PROBLEM DETAILS:
Find every line below that contains the word "have" and copy it out.

Extracted data entries
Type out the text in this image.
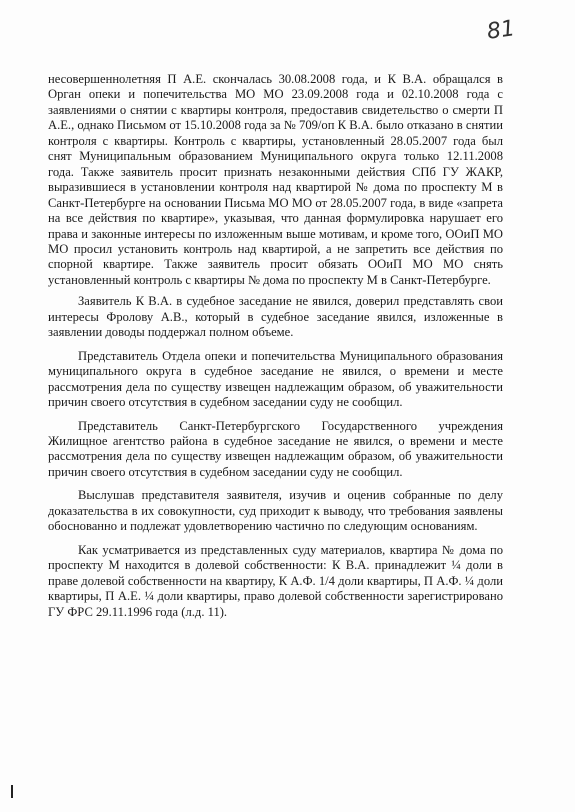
81

несовершеннолетняя П А.Е. скончалась 30.08.2008 года, и К В.А. обращался в Орган опеки и попечительства МО МО 23.09.2008 года и 02.10.2008 года с заявлениями о снятии с квартиры контроля, предоставив свидетельство о смерти П А.Е., однако Письмом от 15.10.2008 года за № 709/оп К В.А. было отказано в снятии контроля с квартиры. Контроль с квартиры, установленный 28.05.2007 года был снят Муниципальным образованием Муниципального округа только 12.11.2008 года. Также заявитель просит признать незаконными действия СПб ГУ ЖАКР, выразившиеся в установлении контроля над квартирой № дома по проспекту М в Санкт-Петербурге на основании Письма МО МО от 28.05.2007 года, в виде «запрета на все действия по квартире», указывая, что данная формулировка нарушает его права и законные интересы по изложенным выше мотивам, и кроме того, ООиП МО МО просил установить контроль над квартирой, а не запретить все действия по спорной квартире. Также заявитель просит обязать ООиП МО МО снять установленный контроль с квартиры № дома по проспекту М в Санкт-Петербурге.

Заявитель К В.А. в судебное заседание не явился, доверил представлять свои интересы Фролову А.В., который в судебное заседание явился, изложенные в заявлении доводы поддержал полном объеме.

Представитель Отдела опеки и попечительства Муниципального образования муниципального округа в судебное заседание не явился, о времени и месте рассмотрения дела по существу извещен надлежащим образом, об уважительности причин своего отсутствия в судебном заседании суду не сообщил.

Представитель Санкт-Петербургского Государственного учреждения Жилищное агентство района в судебное заседание не явился, о времени и месте рассмотрения дела по существу извещен надлежащим образом, об уважительности причин своего отсутствия в судебном заседании суду не сообщил.

Выслушав представителя заявителя, изучив и оценив собранные по делу доказательства в их совокупности, суд приходит к выводу, что требования заявлены обоснованно и подлежат удовлетворению частично по следующим основаниям.

Как усматривается из представленных суду материалов, квартира № дома по проспекту М находится в долевой собственности: К В.А. принадлежит ¼ доли в праве долевой собственности на квартиру, К А.Ф. 1/4 доли квартиры, П А.Ф. ¼ доли квартиры, П А.Е. ¼ доли квартиры, право долевой собственности зарегистрировано ГУ ФРС 29.11.1996 года (л.д. 11).
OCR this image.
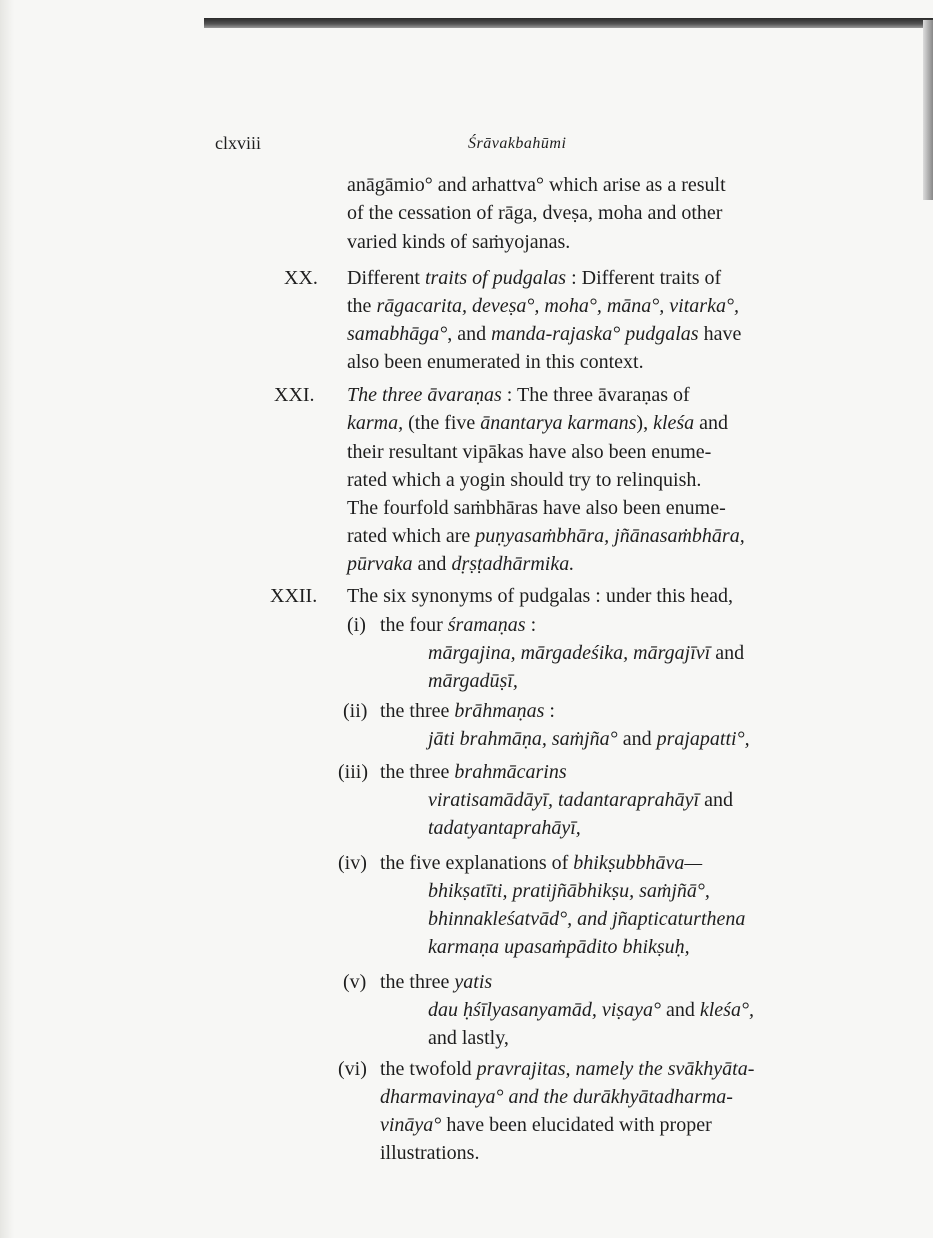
clxviii	Śrāvakbahūmi
anāgāmio° and arhattva° which arise as a result
of the cessation of rāga, dveṣa, moha and other
varied kinds of saṁyojanas.
XX. Different traits of pudgalas : Different traits of
the rāgacarita, deveṣa°, moha°, māna°, vitarka°,
samabhāga°, and manda-rajaska° pudgalas have
also been enumerated in this context.
XXI. The three āvaraṇas : The three āvaraṇas of
karma, (the five ānantarya karmans), kleśa and
their resultant vipākas have also been enume-
rated which a yogin should try to relinquish.
The fourfold saṁbhāras have also been enume-
rated which are puṇyasaṁbhāra, jñānasaṁbhāra,
pūrvaka and dṛṣṭadhārmika.
XXII. The six synonyms of pudgalas : under this head,
(i) the four śramaṇas :
mārgajina, mārgadeśika, mārgajīvī and
mārgadūṣī,
(ii) the three brāhmaṇas :
jāti brahmāṇa, saṁjña° and prajapatti°,
(iii) the three brahmācarins
viratisamādāyī, tadantaraprahāyī and
tadatyantaprahāyī,
(iv) the five explanations of bhikṣubbhāva—
bhikṣatīti, pratijñābhikṣu, saṁjñā°,
bhinnakleśatvād°, and jñapticaturthena
karmaṇa upasaṁpādito bhikṣuḥ,
(v) the three yatis
dau ḥśīlyasanyamād, viṣaya° and kleśa°,
and lastly,
(vi) the twofold pravrajitas, namely the svākhyāta-
dharmavinaya° and the durākhyātadharma-
vināya° have been elucidated with proper
illustrations.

SOLVED PROBLEM:
samabhāga°, and manda-rajaska° pudgalas have
their resultant vipākas have also been enume-
The fourfold saṁbhāras have also been enume-
vināya° have been elucidated with proper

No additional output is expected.